EXERCISE GOAL: Show every line in the records below that contains the word "your".

PROVIDED RECORDS:

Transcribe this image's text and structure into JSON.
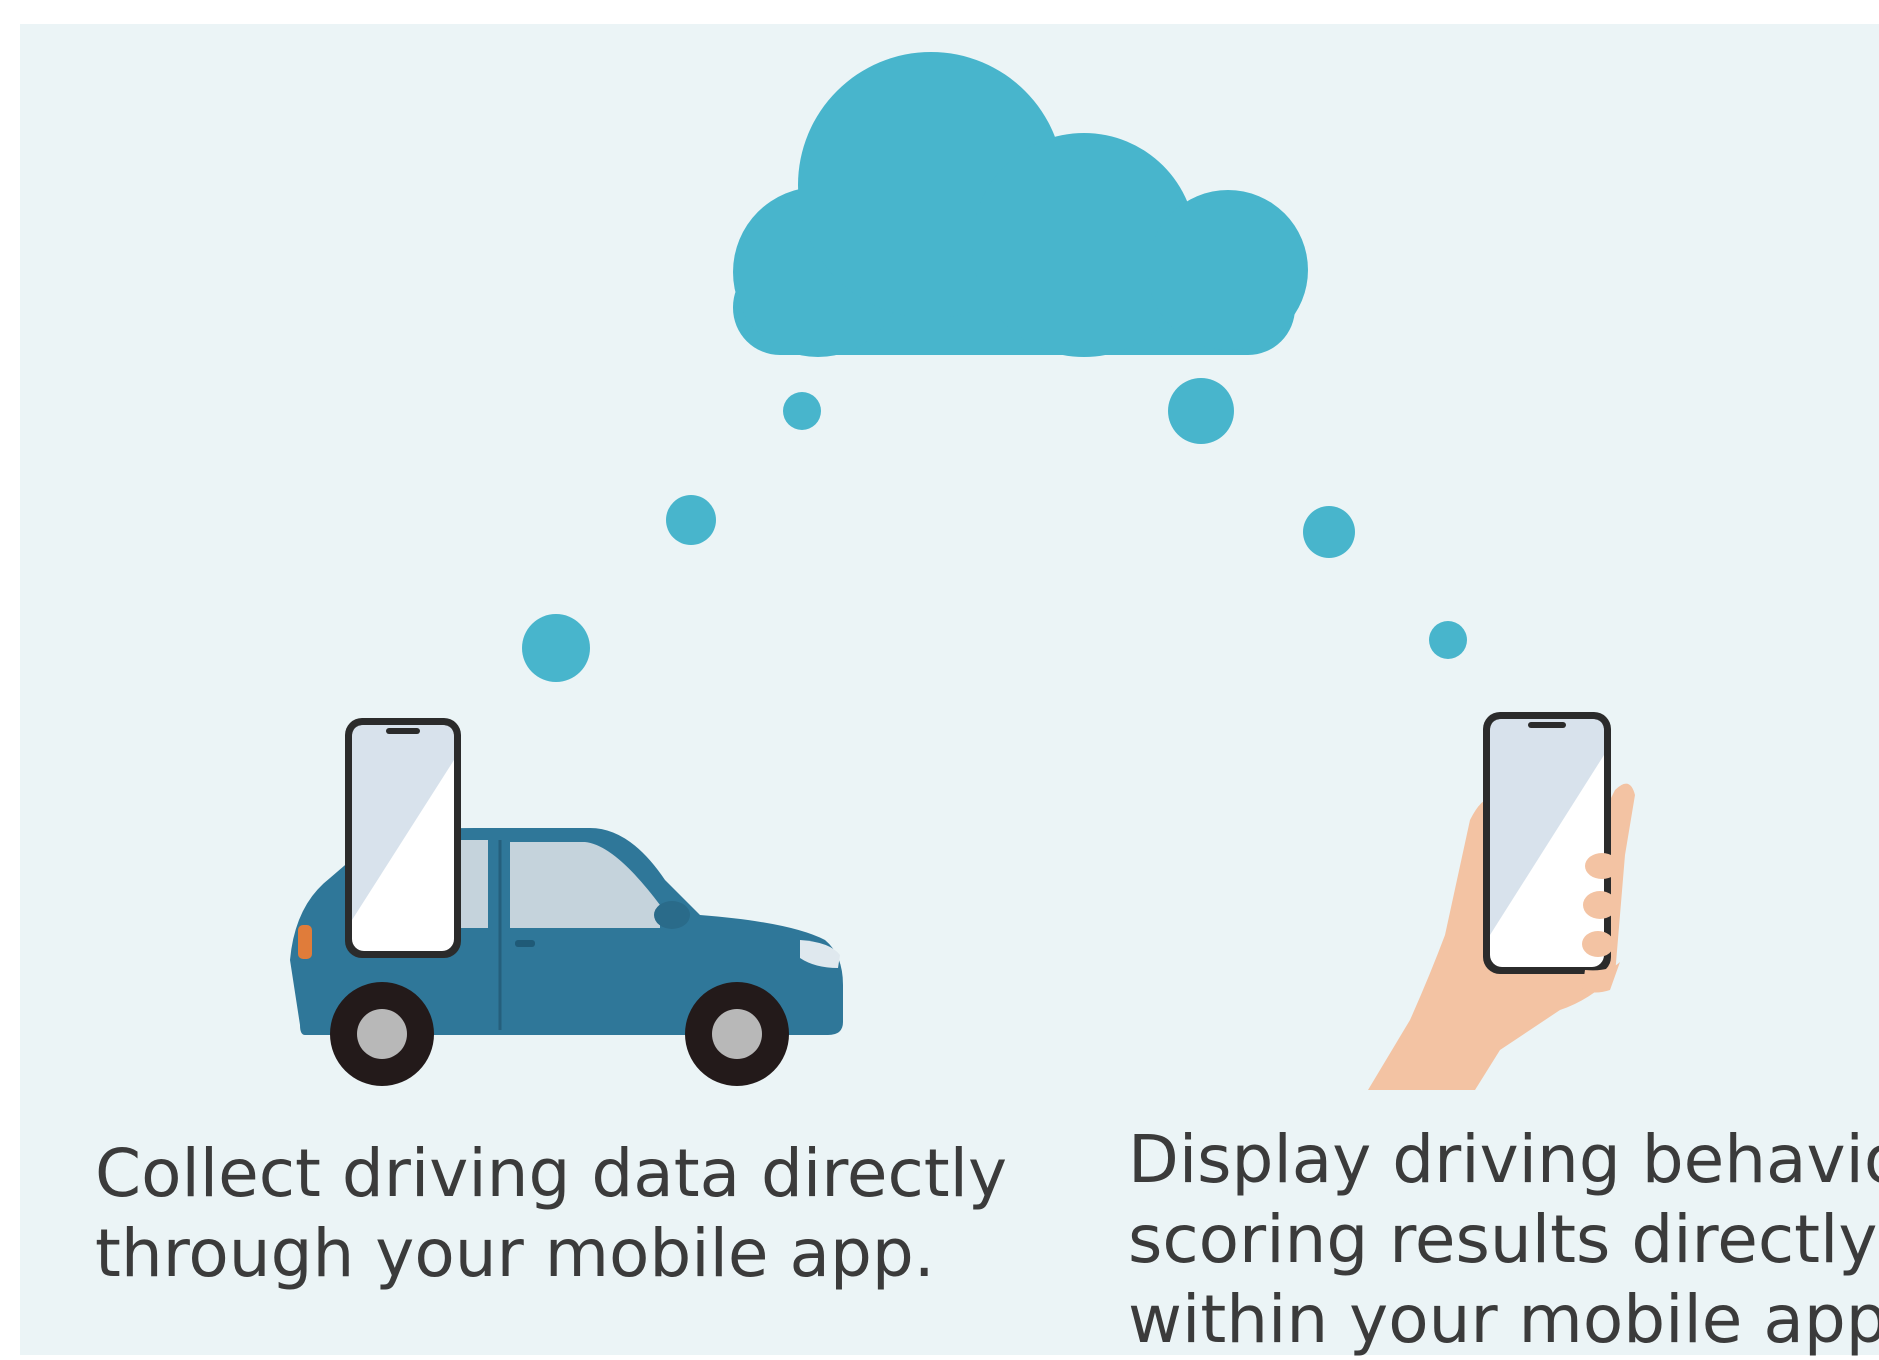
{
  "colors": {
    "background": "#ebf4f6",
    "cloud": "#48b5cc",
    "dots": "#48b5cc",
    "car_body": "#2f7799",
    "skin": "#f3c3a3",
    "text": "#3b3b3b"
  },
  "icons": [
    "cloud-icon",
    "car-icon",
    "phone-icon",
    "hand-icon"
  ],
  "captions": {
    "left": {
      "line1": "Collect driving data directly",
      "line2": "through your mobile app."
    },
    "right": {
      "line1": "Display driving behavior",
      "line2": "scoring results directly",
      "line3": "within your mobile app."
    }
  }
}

CORRECT RESULT:
      "line2": "through your mobile app."
      "line3": "within your mobile app."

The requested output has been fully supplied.